AUFGABE: Schreiben Sie aus dem Textauszug zum Transitverkehr den Abschnitt wortgetreu ab, der mit den Worten „Von Tempo 30“ beginnt und mit „wenig zu reduzieren.“ schließt.

TEXTAUSZUG:
.....

Das sei das einzig probate Mittel, um den Transitverkehr aus den Dörfern zu bringen, ist Häseli überzeugt. Denn nur wenn man die Strecke für den Transitverkehr unattraktiv mache, würde er auf der Autobahn bleiben. «Der Vorteil ist, dass die Dörfer so auch tagsüber entlastet werden.»

Projekt zu stark auf Transitverkehr ausgerichtet?

Von Tempo 30 oder einem Nachtfahrverbot ist im Sanierungsprojekt nichts zu lesen – und das ärgert etliche Einwohnerinnen und Einwohner. Sie stört, dass das Projekt die Bedürfnisse der Anwohnerinnen und Anwohner zu wenig berücksichtigt und stattdessen darauf ausgelegt sei, den Transitverkehr möglichst wenig zu reduzieren.

.....

DATENZEILEN:
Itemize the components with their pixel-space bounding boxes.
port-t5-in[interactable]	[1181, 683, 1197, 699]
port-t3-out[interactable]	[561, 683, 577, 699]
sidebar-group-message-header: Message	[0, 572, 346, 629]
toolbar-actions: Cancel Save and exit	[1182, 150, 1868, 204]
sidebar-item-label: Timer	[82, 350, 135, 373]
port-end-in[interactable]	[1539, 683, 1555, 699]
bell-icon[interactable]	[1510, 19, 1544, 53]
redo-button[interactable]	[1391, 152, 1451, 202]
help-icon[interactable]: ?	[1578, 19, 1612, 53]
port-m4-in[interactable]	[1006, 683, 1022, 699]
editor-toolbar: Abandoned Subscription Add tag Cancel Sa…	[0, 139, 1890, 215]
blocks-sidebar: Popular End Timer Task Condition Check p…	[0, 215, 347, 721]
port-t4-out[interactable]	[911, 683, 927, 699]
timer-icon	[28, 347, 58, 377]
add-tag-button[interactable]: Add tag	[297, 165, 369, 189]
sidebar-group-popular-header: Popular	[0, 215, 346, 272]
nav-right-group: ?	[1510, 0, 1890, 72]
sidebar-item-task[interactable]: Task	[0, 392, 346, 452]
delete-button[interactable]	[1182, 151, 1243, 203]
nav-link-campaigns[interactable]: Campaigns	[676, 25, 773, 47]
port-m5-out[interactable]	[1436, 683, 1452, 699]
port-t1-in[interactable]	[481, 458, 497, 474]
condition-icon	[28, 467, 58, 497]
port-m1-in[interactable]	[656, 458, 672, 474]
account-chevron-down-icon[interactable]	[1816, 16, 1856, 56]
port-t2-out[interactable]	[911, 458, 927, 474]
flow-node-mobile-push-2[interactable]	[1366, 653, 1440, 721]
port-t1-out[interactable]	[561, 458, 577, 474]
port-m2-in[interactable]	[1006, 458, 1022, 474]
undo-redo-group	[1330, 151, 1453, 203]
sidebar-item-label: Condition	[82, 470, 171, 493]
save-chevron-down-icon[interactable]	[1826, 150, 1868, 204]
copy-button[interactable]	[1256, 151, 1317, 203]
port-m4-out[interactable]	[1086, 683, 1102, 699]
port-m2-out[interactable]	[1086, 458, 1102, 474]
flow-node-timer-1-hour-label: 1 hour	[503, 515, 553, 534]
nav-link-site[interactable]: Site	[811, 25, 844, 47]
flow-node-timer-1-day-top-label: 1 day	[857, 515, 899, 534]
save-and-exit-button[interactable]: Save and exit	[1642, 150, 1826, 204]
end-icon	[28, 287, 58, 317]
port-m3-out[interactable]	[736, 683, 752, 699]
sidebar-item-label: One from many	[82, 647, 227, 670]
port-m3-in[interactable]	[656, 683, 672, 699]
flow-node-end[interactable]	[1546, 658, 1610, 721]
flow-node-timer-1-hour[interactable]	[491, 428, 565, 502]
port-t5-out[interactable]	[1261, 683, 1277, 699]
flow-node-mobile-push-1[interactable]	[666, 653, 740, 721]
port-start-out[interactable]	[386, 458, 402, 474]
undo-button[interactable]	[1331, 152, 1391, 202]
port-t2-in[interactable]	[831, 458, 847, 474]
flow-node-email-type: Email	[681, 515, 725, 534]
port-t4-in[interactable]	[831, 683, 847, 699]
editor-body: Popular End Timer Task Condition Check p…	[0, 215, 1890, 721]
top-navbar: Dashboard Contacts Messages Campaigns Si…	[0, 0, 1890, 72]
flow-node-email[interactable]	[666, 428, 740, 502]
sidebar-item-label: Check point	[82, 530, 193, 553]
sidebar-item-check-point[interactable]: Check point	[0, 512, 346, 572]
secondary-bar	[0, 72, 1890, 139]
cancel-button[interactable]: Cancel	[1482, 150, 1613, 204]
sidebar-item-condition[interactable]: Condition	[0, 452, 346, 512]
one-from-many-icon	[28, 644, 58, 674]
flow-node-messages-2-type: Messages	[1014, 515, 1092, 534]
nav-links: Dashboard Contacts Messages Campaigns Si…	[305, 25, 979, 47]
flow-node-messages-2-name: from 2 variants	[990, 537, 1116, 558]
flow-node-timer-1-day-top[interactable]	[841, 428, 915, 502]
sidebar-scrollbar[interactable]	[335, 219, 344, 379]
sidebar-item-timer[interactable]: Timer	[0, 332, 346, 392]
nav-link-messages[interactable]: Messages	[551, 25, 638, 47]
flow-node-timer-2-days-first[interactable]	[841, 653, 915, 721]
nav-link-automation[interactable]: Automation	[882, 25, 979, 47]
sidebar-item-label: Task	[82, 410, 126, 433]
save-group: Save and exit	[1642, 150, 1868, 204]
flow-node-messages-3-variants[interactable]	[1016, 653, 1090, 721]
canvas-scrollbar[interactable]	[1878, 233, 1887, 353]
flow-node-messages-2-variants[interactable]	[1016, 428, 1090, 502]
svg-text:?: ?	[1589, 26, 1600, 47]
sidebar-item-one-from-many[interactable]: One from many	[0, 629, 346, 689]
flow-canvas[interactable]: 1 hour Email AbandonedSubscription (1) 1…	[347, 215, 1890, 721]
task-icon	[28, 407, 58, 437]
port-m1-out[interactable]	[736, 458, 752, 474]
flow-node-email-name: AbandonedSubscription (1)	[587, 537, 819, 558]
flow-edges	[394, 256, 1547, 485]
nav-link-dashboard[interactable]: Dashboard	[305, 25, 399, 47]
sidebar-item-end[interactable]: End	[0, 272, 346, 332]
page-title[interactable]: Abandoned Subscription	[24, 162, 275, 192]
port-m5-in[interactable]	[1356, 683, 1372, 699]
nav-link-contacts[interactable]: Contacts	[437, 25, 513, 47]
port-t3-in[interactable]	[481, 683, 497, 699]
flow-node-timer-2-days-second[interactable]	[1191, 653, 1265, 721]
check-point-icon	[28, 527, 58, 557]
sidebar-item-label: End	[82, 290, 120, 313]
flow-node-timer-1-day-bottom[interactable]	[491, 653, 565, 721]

.....

MUSTERLÖSUNG:
Von Tempo 30 oder einem Nachtfahrverbot ist im Sanierungsprojekt nichts zu lesen – und das ärgert etliche Einwohnerinnen und Einwohner. Sie stört, dass das Projekt die Bedürfnisse der Anwohnerinnen und Anwohner zu wenig berücksichtigt und stattdessen darauf ausgelegt sei, den Transitverkehr möglichst wenig zu reduzieren.